• _Stored entries_

------------------------------

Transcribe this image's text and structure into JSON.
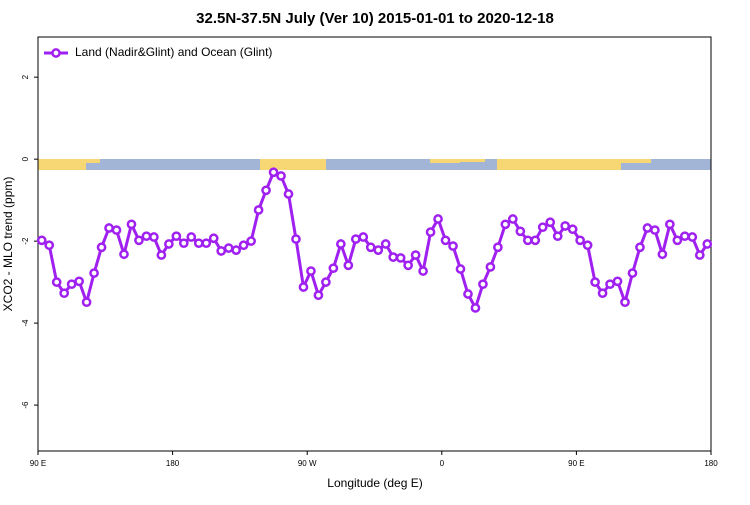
{
  "chart_data": {
    "type": "line",
    "title": "32.5N-37.5N July (Ver 10)   2015-01-01 to 2020-12-18",
    "xlabel": "Longitude (deg E)",
    "ylabel": "XCO2 - MLO trend (ppm)",
    "xlim": [
      90,
      540
    ],
    "xticks": [
      {
        "value": 90,
        "label": "90 E"
      },
      180,
      {
        "value": 270,
        "label": "90 W"
      },
      {
        "value": 360,
        "label": "0"
      },
      {
        "value": 450,
        "label": "90 E"
      },
      {
        "value": 540,
        "label": "180"
      }
    ],
    "ylim": [
      -7.12,
      2.98
    ],
    "yticks": [
      -6,
      -4,
      -2,
      0,
      2
    ],
    "legend": "top-left",
    "x": [
      92.5,
      97.5,
      102.5,
      107.5,
      112.5,
      117.5,
      122.5,
      127.5,
      132.5,
      137.5,
      142.5,
      147.5,
      152.5,
      157.5,
      162.5,
      167.5,
      172.5,
      177.5,
      182.5,
      187.5,
      192.5,
      197.5,
      202.5,
      207.5,
      212.5,
      217.5,
      222.5,
      227.5,
      232.5,
      237.5,
      242.5,
      247.5,
      252.5,
      257.5,
      262.5,
      267.5,
      272.5,
      277.5,
      282.5,
      287.5,
      292.5,
      297.5,
      302.5,
      307.5,
      312.5,
      317.5,
      322.5,
      327.5,
      332.5,
      337.5,
      342.5,
      347.5,
      352.5,
      357.5,
      362.5,
      367.5,
      372.5,
      377.5,
      382.5,
      387.5,
      392.5,
      397.5,
      402.5,
      407.5,
      412.5,
      417.5,
      422.5,
      427.5,
      432.5,
      437.5,
      442.5,
      447.5,
      452.5,
      457.5,
      462.5,
      467.5,
      472.5,
      477.5,
      482.5,
      487.5,
      492.5,
      497.5,
      502.5,
      507.5,
      512.5,
      517.5,
      522.5,
      527.5,
      532.5,
      537.5
    ],
    "series": [
      {
        "name": "Land (Nadir&Glint) and Ocean (Glint)",
        "color": "#a020f0",
        "values": [
          -1.98,
          -2.1,
          -3.0,
          -3.27,
          -3.05,
          -2.98,
          -3.49,
          -2.78,
          -2.15,
          -1.68,
          -1.73,
          -2.32,
          -1.59,
          -1.98,
          -1.88,
          -1.9,
          -2.34,
          -2.07,
          -1.88,
          -2.05,
          -1.9,
          -2.05,
          -2.05,
          -1.93,
          -2.24,
          -2.17,
          -2.22,
          -2.1,
          -2.0,
          -1.24,
          -0.76,
          -0.32,
          -0.41,
          -0.85,
          -1.95,
          -3.12,
          -2.73,
          -3.32,
          -3.0,
          -2.66,
          -2.07,
          -2.59,
          -1.95,
          -1.9,
          -2.15,
          -2.22,
          -2.07,
          -2.39,
          -2.41,
          -2.59,
          -2.34,
          -2.73,
          -1.78,
          -1.46,
          -1.98,
          -2.12,
          -2.68,
          -3.29,
          -3.63,
          -3.05,
          -2.63,
          -2.15,
          -1.59,
          -1.46,
          -1.76,
          -1.98,
          -1.98,
          -1.66,
          -1.54,
          -1.88,
          -1.63,
          -1.71,
          -1.98,
          -2.1,
          -3.0,
          -3.27,
          -3.05,
          -2.98,
          -3.49,
          -2.78,
          -2.15,
          -1.68,
          -1.73,
          -2.32,
          -1.59,
          -1.98,
          -1.88,
          -1.9,
          -2.34,
          -2.07
        ]
      }
    ]
  }
}
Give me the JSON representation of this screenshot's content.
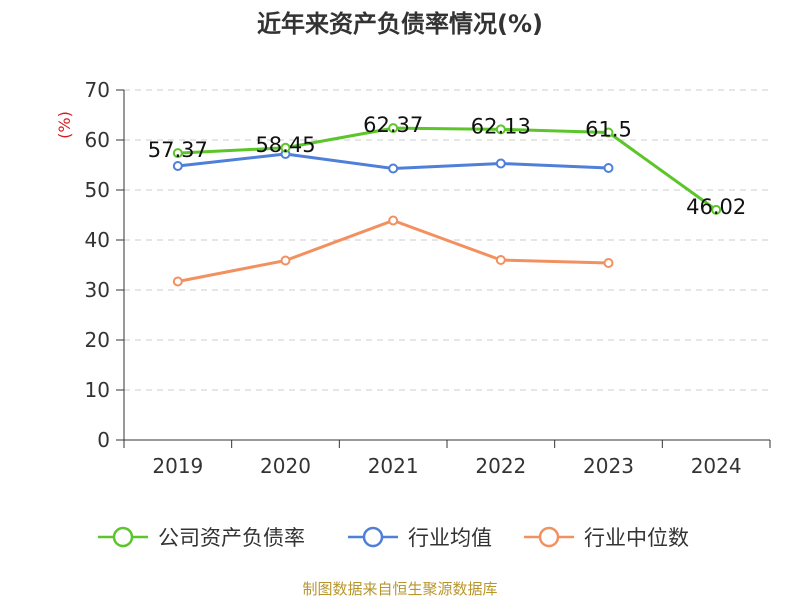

------------------------------

• _PROBLEM TO WORK ON_
Leave out all pictures, then copy the remaining material exactly.

• _FINAL RESULT_
Transcribe this image's text and structure into JSON.
{
  "chart_data": {
    "type": "line",
    "title": "32.5N-37.5N July (Ver 10)   2015-01-01 to 2020-12-18",
    "xlabel": "Longitude (deg E)",
    "ylabel": "XCO2 - MLO trend (ppm)",
    "xlim": [
      90,
      540
    ],
    "xticks": [
      {
        "value": 90,
        "label": "90 E"
      },
      180,
      {
        "value": 270,
        "label": "90 W"
      },
      {
        "value": 360,
        "label": "0"
      },
      {
        "value": 450,
        "label": "90 E"
      },
      {
        "value": 540,
        "label": "180"
      }
    ],
    "ylim": [
      -7.12,
      2.98
    ],
    "yticks": [
      -6,
      -4,
      -2,
      0,
      2
    ],
    "legend": "top-left",
    "x": [
      92.5,
      97.5,
      102.5,
      107.5,
      112.5,
      117.5,
      122.5,
      127.5,
      132.5,
      137.5,
      142.5,
      147.5,
      152.5,
      157.5,
      162.5,
      167.5,
      172.5,
      177.5,
      182.5,
      187.5,
      192.5,
      197.5,
      202.5,
      207.5,
      212.5,
      217.5,
      222.5,
      227.5,
      232.5,
      237.5,
      242.5,
      247.5,
      252.5,
      257.5,
      262.5,
      267.5,
      272.5,
      277.5,
      282.5,
      287.5,
      292.5,
      297.5,
      302.5,
      307.5,
      312.5,
      317.5,
      322.5,
      327.5,
      332.5,
      337.5,
      342.5,
      347.5,
      352.5,
      357.5,
      362.5,
      367.5,
      372.5,
      377.5,
      382.5,
      387.5,
      392.5,
      397.5,
      402.5,
      407.5,
      412.5,
      417.5,
      422.5,
      427.5,
      432.5,
      437.5,
      442.5,
      447.5,
      452.5,
      457.5,
      462.5,
      467.5,
      472.5,
      477.5,
      482.5,
      487.5,
      492.5,
      497.5,
      502.5,
      507.5,
      512.5,
      517.5,
      522.5,
      527.5,
      532.5,
      537.5
    ],
    "series": [
      {
        "name": "Land (Nadir&Glint) and Ocean (Glint)",
        "color": "#a020f0",
        "values": [
          -1.98,
          -2.1,
          -3.0,
          -3.27,
          -3.05,
          -2.98,
          -3.49,
          -2.78,
          -2.15,
          -1.68,
          -1.73,
          -2.32,
          -1.59,
          -1.98,
          -1.88,
          -1.9,
          -2.34,
          -2.07,
          -1.88,
          -2.05,
          -1.9,
          -2.05,
          -2.05,
          -1.93,
          -2.24,
          -2.17,
          -2.22,
          -2.1,
          -2.0,
          -1.24,
          -0.76,
          -0.32,
          -0.41,
          -0.85,
          -1.95,
          -3.12,
          -2.73,
          -3.32,
          -3.0,
          -2.66,
          -2.07,
          -2.59,
          -1.95,
          -1.9,
          -2.15,
          -2.22,
          -2.07,
          -2.39,
          -2.41,
          -2.59,
          -2.34,
          -2.73,
          -1.78,
          -1.46,
          -1.98,
          -2.12,
          -2.68,
          -3.29,
          -3.63,
          -3.05,
          -2.63,
          -2.15,
          -1.59,
          -1.46,
          -1.76,
          -1.98,
          -1.98,
          -1.66,
          -1.54,
          -1.88,
          -1.63,
          -1.71,
          -1.98,
          -2.1,
          -3.0,
          -3.27,
          -3.05,
          -2.98,
          -3.49,
          -2.78,
          -2.15,
          -1.68,
          -1.73,
          -2.32,
          -1.59,
          -1.98,
          -1.88,
          -1.9,
          -2.34,
          -2.07
        ]
      }
    ]
  }
}
Give me the JSON representation of this screenshot's content.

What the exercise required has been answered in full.